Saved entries
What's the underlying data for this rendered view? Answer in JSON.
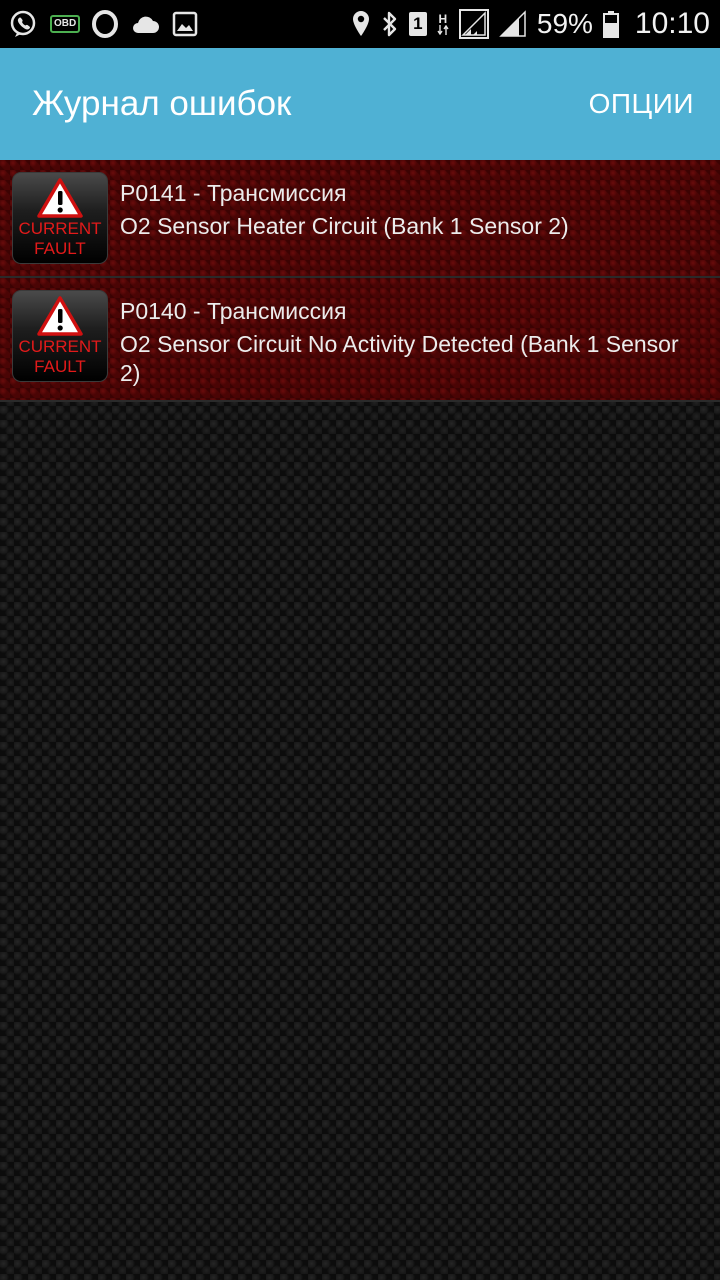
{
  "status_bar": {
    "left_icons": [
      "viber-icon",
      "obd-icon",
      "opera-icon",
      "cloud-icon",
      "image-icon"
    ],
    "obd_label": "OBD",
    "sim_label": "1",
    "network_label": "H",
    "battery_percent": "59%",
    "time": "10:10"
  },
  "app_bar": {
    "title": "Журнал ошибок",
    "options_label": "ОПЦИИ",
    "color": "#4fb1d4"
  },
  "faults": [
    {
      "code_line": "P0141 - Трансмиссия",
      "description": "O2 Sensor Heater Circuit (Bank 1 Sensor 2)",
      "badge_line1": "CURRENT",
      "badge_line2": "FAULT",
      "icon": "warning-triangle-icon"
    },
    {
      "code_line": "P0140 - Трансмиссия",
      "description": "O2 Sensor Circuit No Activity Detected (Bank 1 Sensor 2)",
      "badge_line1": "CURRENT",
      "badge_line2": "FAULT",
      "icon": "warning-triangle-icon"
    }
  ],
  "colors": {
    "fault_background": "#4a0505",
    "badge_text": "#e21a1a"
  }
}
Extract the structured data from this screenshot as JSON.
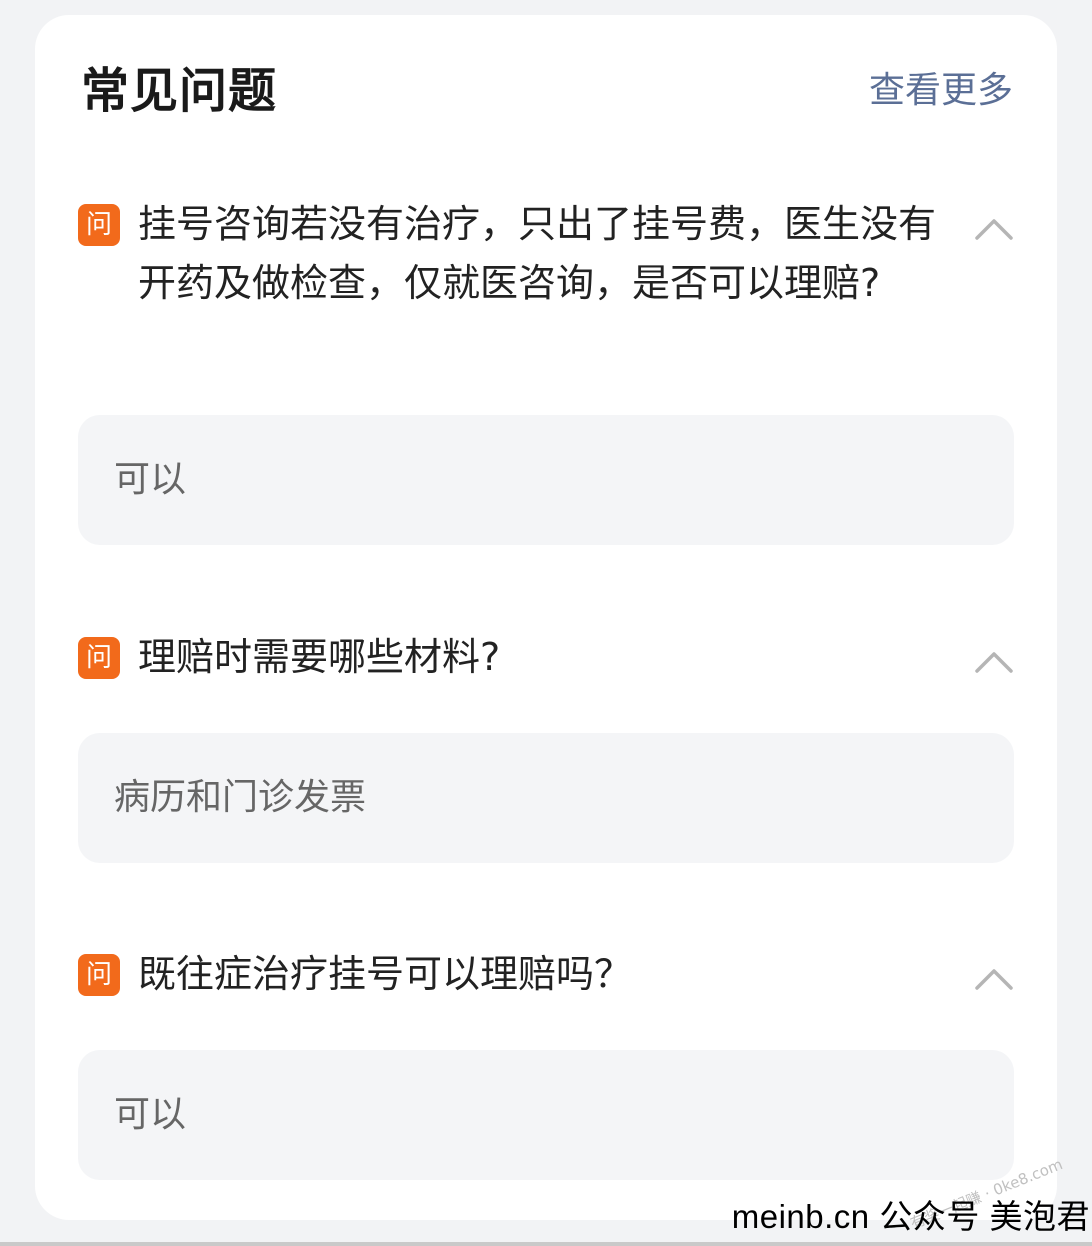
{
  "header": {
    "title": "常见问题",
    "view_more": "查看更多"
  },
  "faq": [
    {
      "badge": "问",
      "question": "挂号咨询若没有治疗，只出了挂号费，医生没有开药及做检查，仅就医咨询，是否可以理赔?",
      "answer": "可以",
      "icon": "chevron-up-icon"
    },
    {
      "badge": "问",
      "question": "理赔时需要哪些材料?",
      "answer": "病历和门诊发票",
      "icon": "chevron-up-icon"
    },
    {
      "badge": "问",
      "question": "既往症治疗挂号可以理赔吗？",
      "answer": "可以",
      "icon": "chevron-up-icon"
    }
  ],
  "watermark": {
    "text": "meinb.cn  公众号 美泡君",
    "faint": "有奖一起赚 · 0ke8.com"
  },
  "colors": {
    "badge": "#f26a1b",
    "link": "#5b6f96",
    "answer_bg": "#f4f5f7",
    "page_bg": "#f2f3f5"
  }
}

**What is asked:**
Replicate the material above verbatim; images stay out of the copy.

**Written response:**
What's the underlying data for this rendered view? Answer in JSON.
{
  "status_bar": {
    "left_icons": [
      "viber-icon",
      "obd-icon",
      "opera-icon",
      "cloud-icon",
      "image-icon"
    ],
    "obd_label": "OBD",
    "sim_label": "1",
    "network_label": "H",
    "battery_percent": "59%",
    "time": "10:10"
  },
  "app_bar": {
    "title": "Журнал ошибок",
    "options_label": "ОПЦИИ",
    "color": "#4fb1d4"
  },
  "faults": [
    {
      "code_line": "P0141 - Трансмиссия",
      "description": "O2 Sensor Heater Circuit (Bank 1 Sensor 2)",
      "badge_line1": "CURRENT",
      "badge_line2": "FAULT",
      "icon": "warning-triangle-icon"
    },
    {
      "code_line": "P0140 - Трансмиссия",
      "description": "O2 Sensor Circuit No Activity Detected (Bank 1 Sensor 2)",
      "badge_line1": "CURRENT",
      "badge_line2": "FAULT",
      "icon": "warning-triangle-icon"
    }
  ],
  "colors": {
    "fault_background": "#4a0505",
    "badge_text": "#e21a1a"
  }
}
Extract the structured data from this screenshot as JSON.
{
  "header": {
    "title": "常见问题",
    "view_more": "查看更多"
  },
  "faq": [
    {
      "badge": "问",
      "question": "挂号咨询若没有治疗，只出了挂号费，医生没有开药及做检查，仅就医咨询，是否可以理赔?",
      "answer": "可以",
      "icon": "chevron-up-icon"
    },
    {
      "badge": "问",
      "question": "理赔时需要哪些材料?",
      "answer": "病历和门诊发票",
      "icon": "chevron-up-icon"
    },
    {
      "badge": "问",
      "question": "既往症治疗挂号可以理赔吗？",
      "answer": "可以",
      "icon": "chevron-up-icon"
    }
  ],
  "watermark": {
    "text": "meinb.cn  公众号 美泡君",
    "faint": "有奖一起赚 · 0ke8.com"
  },
  "colors": {
    "badge": "#f26a1b",
    "link": "#5b6f96",
    "answer_bg": "#f4f5f7",
    "page_bg": "#f2f3f5"
  }
}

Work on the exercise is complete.